**What the task asks:**
Nothing may be dropped or altered: reproduce all the data.

#####

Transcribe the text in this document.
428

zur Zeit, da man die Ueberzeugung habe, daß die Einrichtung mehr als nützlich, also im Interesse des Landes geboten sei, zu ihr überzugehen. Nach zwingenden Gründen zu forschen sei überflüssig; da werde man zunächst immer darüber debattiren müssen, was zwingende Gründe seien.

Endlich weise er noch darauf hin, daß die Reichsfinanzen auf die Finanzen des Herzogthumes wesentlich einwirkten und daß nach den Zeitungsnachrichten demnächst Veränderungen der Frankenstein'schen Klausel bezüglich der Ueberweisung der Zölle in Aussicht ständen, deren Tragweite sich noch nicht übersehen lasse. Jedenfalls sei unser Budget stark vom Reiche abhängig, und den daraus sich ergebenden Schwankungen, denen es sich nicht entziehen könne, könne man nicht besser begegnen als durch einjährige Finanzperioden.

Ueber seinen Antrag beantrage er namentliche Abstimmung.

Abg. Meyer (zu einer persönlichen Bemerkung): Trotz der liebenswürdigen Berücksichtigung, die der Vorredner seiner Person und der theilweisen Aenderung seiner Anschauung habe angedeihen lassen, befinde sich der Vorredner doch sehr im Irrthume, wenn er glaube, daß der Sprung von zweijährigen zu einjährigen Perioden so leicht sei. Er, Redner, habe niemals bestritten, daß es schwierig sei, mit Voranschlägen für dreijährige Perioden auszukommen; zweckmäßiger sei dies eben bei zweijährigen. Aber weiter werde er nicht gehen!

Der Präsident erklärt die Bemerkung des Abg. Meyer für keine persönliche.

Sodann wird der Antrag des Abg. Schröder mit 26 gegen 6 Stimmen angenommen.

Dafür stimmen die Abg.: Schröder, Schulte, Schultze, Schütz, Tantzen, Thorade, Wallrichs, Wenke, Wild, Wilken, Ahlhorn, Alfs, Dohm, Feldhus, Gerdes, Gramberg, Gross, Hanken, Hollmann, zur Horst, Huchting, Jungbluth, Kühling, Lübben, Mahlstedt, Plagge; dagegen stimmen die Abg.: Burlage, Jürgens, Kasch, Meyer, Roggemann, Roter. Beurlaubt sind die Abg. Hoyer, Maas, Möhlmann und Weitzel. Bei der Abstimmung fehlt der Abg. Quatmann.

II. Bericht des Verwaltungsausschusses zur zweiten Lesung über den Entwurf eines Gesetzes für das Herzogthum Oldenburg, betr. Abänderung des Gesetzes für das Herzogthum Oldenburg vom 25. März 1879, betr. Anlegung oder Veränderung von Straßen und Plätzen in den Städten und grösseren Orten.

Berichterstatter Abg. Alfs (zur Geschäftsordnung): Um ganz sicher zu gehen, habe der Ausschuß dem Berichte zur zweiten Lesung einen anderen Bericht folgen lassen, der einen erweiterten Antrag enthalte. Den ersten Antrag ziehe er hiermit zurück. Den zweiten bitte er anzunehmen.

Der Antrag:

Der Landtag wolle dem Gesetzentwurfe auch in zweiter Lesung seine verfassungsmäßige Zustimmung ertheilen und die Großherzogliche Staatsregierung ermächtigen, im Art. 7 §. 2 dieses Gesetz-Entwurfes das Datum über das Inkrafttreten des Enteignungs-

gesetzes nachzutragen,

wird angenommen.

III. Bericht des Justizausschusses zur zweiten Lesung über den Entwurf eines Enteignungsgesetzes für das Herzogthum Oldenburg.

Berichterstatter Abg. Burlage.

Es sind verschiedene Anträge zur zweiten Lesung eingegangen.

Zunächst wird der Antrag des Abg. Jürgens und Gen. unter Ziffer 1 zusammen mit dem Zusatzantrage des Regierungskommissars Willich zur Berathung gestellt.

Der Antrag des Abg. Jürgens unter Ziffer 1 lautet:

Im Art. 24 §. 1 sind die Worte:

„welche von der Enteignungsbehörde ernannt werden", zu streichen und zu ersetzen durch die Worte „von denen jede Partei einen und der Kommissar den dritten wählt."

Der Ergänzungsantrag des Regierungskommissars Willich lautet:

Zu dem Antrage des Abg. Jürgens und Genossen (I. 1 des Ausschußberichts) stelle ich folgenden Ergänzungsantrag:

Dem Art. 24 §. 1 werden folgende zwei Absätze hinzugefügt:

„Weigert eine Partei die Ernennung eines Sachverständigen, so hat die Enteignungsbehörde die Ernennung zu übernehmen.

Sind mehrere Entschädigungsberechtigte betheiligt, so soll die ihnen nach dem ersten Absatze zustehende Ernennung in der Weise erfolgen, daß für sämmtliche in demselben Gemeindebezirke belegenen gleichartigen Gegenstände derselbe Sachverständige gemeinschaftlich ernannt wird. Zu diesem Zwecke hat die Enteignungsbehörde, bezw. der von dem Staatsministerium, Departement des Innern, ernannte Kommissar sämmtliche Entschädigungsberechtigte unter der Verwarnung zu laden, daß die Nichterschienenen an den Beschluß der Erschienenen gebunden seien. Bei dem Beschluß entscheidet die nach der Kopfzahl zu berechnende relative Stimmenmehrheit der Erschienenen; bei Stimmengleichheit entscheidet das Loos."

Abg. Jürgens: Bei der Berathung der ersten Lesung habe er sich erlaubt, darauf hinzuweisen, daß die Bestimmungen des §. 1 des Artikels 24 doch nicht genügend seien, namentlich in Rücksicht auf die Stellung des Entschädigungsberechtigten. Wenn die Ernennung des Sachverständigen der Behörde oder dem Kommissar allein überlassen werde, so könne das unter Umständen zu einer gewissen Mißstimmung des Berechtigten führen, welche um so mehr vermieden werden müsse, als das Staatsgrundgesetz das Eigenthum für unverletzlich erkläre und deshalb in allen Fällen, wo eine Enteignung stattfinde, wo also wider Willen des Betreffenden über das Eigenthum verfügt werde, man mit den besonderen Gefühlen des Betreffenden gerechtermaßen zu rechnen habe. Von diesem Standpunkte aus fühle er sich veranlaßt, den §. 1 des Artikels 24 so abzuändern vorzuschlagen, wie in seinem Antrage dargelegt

#####

**Written solution:**
Transcribe the text in this document.
428

zur Zeit, da man die Ueberzeugung habe, daß die Einrichtung mehr als nützlich, also im Interesse des Landes geboten sei, zu ihr überzugehen. Nach zwingenden Gründen zu forschen sei überflüssig; da werde man zunächst immer darüber debattiren müssen, was zwingende Gründe seien.

Endlich weise er noch darauf hin, daß die Reichsfinanzen auf die Finanzen des Herzogthumes wesentlich einwirkten und daß nach den Zeitungsnachrichten demnächst Veränderungen der Frankenstein'schen Klausel bezüglich der Ueberweisung der Zölle in Aussicht ständen, deren Tragweite sich noch nicht übersehen lasse. Jedenfalls sei unser Budget stark vom Reiche abhängig, und den daraus sich ergebenden Schwankungen, denen es sich nicht entziehen könne, könne man nicht besser begegnen als durch einjährige Finanzperioden.

Ueber seinen Antrag beantrage er namentliche Abstimmung.

Abg. Meyer (zu einer persönlichen Bemerkung): Trotz der liebenswürdigen Berücksichtigung, die der Vorredner seiner Person und der theilweisen Aenderung seiner Anschauung habe angedeihen lassen, befinde sich der Vorredner doch sehr im Irrthume, wenn er glaube, daß der Sprung von zweijährigen zu einjährigen Perioden so leicht sei. Er, Redner, habe niemals bestritten, daß es schwierig sei, mit Voranschlägen für dreijährige Perioden auszukommen; zweckmäßiger sei dies eben bei zweijährigen. Aber weiter werde er nicht gehen!

Der Präsident erklärt die Bemerkung des Abg. Meyer für keine persönliche.

Sodann wird der Antrag des Abg. Schröder mit 26 gegen 6 Stimmen angenommen.

Dafür stimmen die Abg.: Schröder, Schulte, Schultze, Schütz, Tantzen, Thorade, Wallrichs, Wenke, Wild, Wilken, Ahlhorn, Alfs, Dohm, Feldhus, Gerdes, Gramberg, Gross, Hanken, Hollmann, zur Horst, Huchting, Jungbluth, Kühling, Lübben, Mahlstedt, Plagge; dagegen stimmen die Abg.: Burlage, Jürgens, Kasch, Meyer, Roggemann, Roter. Beurlaubt sind die Abg. Hoyer, Maas, Möhlmann und Weitzel. Bei der Abstimmung fehlt der Abg. Quatmann.

II. Bericht des Verwaltungsausschusses zur zweiten Lesung über den Entwurf eines Gesetzes für das Herzogthum Oldenburg, betr. Abänderung des Gesetzes für das Herzogthum Oldenburg vom 25. März 1879, betr. Anlegung oder Veränderung von Straßen und Plätzen in den Städten und grösseren Orten.

Berichterstatter Abg. Alfs (zur Geschäftsordnung): Um ganz sicher zu gehen, habe der Ausschuß dem Berichte zur zweiten Lesung einen anderen Bericht folgen lassen, der einen erweiterten Antrag enthalte. Den ersten Antrag ziehe er hiermit zurück. Den zweiten bitte er anzunehmen.

Der Antrag:

Der Landtag wolle dem Gesetzentwurfe auch in zweiter Lesung seine verfassungsmäßige Zustimmung ertheilen und die Großherzogliche Staatsregierung ermächtigen, im Art. 7 §. 2 dieses Gesetz-Entwurfes das Datum über das Inkrafttreten des Enteignungs-

gesetzes nachzutragen,

wird angenommen.

III. Bericht des Justizausschusses zur zweiten Lesung über den Entwurf eines Enteignungsgesetzes für das Herzogthum Oldenburg.

Berichterstatter Abg. Burlage.

Es sind verschiedene Anträge zur zweiten Lesung eingegangen.

Zunächst wird der Antrag des Abg. Jürgens und Gen. unter Ziffer 1 zusammen mit dem Zusatzantrage des Regierungskommissars Willich zur Berathung gestellt.

Der Antrag des Abg. Jürgens unter Ziffer 1 lautet:

Im Art. 24 §. 1 sind die Worte:

„welche von der Enteignungsbehörde ernannt werden", zu streichen und zu ersetzen durch die Worte „von denen jede Partei einen und der Kommissar den dritten wählt."

Der Ergänzungsantrag des Regierungskommissars Willich lautet:

Zu dem Antrage des Abg. Jürgens und Genossen (I. 1 des Ausschußberichts) stelle ich folgenden Ergänzungsantrag:

Dem Art. 24 §. 1 werden folgende zwei Absätze hinzugefügt:

„Weigert eine Partei die Ernennung eines Sachverständigen, so hat die Enteignungsbehörde die Ernennung zu übernehmen.

Sind mehrere Entschädigungsberechtigte betheiligt, so soll die ihnen nach dem ersten Absatze zustehende Ernennung in der Weise erfolgen, daß für sämmtliche in demselben Gemeindebezirke belegenen gleichartigen Gegenstände derselbe Sachverständige gemeinschaftlich ernannt wird. Zu diesem Zwecke hat die Enteignungsbehörde, bezw. der von dem Staatsministerium, Departement des Innern, ernannte Kommissar sämmtliche Entschädigungsberechtigte unter der Verwarnung zu laden, daß die Nichterschienenen an den Beschluß der Erschienenen gebunden seien. Bei dem Beschluß entscheidet die nach der Kopfzahl zu berechnende relative Stimmenmehrheit der Erschienenen; bei Stimmengleichheit entscheidet das Loos."

Abg. Jürgens: Bei der Berathung der ersten Lesung habe er sich erlaubt, darauf hinzuweisen, daß die Bestimmungen des §. 1 des Artikels 24 doch nicht genügend seien, namentlich in Rücksicht auf die Stellung des Entschädigungsberechtigten. Wenn die Ernennung des Sachverständigen der Behörde oder dem Kommissar allein überlassen werde, so könne das unter Umständen zu einer gewissen Mißstimmung des Berechtigten führen, welche um so mehr vermieden werden müsse, als das Staatsgrundgesetz das Eigenthum für unverletzlich erkläre und deshalb in allen Fällen, wo eine Enteignung stattfinde, wo also wider Willen des Betreffenden über das Eigenthum verfügt werde, man mit den besonderen Gefühlen des Betreffenden gerechtermaßen zu rechnen habe. Von diesem Standpunkte aus fühle er sich veranlaßt, den §. 1 des Artikels 24 so abzuändern vorzuschlagen, wie in seinem Antrage dargelegt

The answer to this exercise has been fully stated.